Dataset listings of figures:
________________________

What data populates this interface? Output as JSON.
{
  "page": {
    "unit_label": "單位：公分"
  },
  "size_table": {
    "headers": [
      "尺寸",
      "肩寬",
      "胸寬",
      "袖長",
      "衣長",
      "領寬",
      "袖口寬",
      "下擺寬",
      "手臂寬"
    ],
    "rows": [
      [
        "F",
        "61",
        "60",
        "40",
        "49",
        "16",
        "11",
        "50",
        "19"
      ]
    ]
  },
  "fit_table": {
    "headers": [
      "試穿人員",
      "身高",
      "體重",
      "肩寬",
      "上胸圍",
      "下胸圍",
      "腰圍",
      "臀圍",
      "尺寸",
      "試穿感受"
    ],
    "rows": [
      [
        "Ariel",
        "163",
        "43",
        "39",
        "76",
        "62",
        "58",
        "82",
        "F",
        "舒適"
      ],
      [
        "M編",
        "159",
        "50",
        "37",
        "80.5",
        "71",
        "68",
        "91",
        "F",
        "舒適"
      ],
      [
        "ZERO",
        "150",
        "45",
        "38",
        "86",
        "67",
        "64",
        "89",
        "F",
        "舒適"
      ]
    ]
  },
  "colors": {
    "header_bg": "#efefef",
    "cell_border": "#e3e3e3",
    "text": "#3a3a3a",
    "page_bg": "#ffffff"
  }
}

________________________

Exercise description: Write out the listing once more, matching it exactly.

Exercise answer:
What data populates this interface? Output as JSON.
{
  "page": {
    "unit_label": "單位：公分"
  },
  "size_table": {
    "headers": [
      "尺寸",
      "肩寬",
      "胸寬",
      "袖長",
      "衣長",
      "領寬",
      "袖口寬",
      "下擺寬",
      "手臂寬"
    ],
    "rows": [
      [
        "F",
        "61",
        "60",
        "40",
        "49",
        "16",
        "11",
        "50",
        "19"
      ]
    ]
  },
  "fit_table": {
    "headers": [
      "試穿人員",
      "身高",
      "體重",
      "肩寬",
      "上胸圍",
      "下胸圍",
      "腰圍",
      "臀圍",
      "尺寸",
      "試穿感受"
    ],
    "rows": [
      [
        "Ariel",
        "163",
        "43",
        "39",
        "76",
        "62",
        "58",
        "82",
        "F",
        "舒適"
      ],
      [
        "M編",
        "159",
        "50",
        "37",
        "80.5",
        "71",
        "68",
        "91",
        "F",
        "舒適"
      ],
      [
        "ZERO",
        "150",
        "45",
        "38",
        "86",
        "67",
        "64",
        "89",
        "F",
        "舒適"
      ]
    ]
  },
  "colors": {
    "header_bg": "#efefef",
    "cell_border": "#e3e3e3",
    "text": "#3a3a3a",
    "page_bg": "#ffffff"
  }
}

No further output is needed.